►

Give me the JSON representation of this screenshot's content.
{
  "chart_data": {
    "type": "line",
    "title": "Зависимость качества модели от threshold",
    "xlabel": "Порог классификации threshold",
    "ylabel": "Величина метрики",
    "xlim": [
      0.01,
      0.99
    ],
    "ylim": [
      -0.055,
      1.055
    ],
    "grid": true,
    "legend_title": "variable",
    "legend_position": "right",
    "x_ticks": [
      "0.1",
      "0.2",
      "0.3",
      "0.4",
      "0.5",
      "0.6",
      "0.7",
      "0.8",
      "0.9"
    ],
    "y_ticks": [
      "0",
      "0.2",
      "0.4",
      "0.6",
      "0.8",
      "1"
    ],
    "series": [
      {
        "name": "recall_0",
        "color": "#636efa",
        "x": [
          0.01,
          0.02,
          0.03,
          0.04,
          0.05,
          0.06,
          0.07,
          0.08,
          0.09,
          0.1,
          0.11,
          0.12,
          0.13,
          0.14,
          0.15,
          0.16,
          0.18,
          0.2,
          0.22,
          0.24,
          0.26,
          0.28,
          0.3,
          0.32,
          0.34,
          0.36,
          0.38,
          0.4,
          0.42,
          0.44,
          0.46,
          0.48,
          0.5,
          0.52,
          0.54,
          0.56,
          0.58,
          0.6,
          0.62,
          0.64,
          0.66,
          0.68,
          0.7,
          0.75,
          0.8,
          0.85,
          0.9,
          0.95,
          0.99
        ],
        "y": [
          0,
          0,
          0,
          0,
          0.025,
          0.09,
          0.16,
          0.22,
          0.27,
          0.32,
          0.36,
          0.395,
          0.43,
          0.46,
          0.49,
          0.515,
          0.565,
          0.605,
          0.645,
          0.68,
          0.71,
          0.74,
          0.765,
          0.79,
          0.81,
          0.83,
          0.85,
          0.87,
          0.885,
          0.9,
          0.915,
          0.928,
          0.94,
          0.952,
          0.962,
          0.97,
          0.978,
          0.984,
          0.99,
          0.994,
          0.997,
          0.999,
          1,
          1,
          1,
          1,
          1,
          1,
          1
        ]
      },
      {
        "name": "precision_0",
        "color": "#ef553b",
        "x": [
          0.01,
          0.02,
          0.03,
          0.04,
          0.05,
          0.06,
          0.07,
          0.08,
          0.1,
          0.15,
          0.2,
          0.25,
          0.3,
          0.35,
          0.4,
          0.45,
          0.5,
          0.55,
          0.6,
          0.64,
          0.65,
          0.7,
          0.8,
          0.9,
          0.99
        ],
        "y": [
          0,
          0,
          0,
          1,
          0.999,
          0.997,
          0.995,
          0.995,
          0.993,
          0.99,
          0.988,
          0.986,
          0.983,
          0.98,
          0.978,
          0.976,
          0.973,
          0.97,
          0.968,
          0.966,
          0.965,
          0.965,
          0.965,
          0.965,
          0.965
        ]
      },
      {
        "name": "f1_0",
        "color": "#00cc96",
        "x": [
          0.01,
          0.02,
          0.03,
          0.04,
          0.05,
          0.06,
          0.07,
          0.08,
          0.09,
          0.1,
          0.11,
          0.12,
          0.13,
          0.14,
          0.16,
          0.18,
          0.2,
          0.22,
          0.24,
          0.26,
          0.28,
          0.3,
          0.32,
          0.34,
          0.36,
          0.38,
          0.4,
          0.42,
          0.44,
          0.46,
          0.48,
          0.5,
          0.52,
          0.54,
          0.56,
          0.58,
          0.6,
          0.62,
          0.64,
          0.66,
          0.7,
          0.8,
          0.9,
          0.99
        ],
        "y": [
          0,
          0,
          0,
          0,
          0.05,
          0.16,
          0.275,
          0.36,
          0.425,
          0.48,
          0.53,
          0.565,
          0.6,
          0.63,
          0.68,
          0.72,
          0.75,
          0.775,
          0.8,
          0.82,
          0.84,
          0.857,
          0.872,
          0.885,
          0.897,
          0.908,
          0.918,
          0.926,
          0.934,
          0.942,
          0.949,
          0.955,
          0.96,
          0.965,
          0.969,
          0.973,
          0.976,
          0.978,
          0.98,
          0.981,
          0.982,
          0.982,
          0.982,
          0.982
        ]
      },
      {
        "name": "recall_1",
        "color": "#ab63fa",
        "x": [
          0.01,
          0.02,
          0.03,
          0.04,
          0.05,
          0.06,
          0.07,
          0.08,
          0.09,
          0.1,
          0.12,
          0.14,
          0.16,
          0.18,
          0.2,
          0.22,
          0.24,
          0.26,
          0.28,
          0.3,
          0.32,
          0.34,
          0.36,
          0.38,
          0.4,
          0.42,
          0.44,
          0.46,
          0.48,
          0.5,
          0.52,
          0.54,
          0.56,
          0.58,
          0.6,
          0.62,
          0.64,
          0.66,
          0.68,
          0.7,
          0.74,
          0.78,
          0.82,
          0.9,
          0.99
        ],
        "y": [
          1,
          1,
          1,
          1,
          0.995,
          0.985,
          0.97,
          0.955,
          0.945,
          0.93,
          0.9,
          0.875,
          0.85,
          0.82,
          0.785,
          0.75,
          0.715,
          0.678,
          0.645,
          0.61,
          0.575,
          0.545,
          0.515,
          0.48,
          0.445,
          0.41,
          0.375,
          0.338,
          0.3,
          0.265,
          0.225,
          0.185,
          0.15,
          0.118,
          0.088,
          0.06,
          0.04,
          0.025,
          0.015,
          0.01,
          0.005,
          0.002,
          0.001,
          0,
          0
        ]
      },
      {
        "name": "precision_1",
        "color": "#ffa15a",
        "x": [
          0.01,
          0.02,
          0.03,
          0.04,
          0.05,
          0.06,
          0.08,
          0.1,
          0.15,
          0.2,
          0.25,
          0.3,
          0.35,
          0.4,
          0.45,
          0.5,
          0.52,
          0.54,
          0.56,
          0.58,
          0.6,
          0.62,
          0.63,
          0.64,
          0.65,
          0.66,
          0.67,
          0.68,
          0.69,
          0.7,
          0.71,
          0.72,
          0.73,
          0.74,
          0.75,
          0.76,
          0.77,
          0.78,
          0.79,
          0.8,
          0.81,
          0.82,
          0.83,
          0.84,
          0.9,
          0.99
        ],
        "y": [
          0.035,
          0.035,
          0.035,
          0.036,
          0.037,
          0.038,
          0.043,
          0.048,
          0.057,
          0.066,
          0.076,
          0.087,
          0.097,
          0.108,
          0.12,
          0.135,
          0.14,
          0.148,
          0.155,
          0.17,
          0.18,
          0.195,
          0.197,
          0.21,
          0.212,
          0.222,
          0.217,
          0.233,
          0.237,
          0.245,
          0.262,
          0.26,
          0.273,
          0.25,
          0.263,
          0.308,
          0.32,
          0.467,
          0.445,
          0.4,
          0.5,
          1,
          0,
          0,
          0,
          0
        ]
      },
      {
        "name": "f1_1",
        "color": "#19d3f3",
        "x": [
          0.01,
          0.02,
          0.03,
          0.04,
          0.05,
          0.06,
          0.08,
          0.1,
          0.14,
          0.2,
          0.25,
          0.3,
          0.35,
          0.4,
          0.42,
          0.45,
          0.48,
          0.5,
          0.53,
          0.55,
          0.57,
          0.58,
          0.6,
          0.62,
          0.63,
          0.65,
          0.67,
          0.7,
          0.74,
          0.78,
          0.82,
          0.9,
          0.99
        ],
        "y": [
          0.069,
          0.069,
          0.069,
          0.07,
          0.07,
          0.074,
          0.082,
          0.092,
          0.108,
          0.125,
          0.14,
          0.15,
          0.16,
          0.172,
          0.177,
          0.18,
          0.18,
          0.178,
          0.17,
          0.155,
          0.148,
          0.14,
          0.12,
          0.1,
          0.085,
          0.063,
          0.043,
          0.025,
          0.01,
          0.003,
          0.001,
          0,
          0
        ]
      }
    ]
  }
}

◄

> **Work to be completed**
Filter the listing for the word "color" and copy every line that holds it.

> **Solution for this task**
        "color": "#636efa",
        "color": "#ef553b",
        "color": "#00cc96",
        "color": "#ab63fa",
        "color": "#ffa15a",
        "color": "#19d3f3",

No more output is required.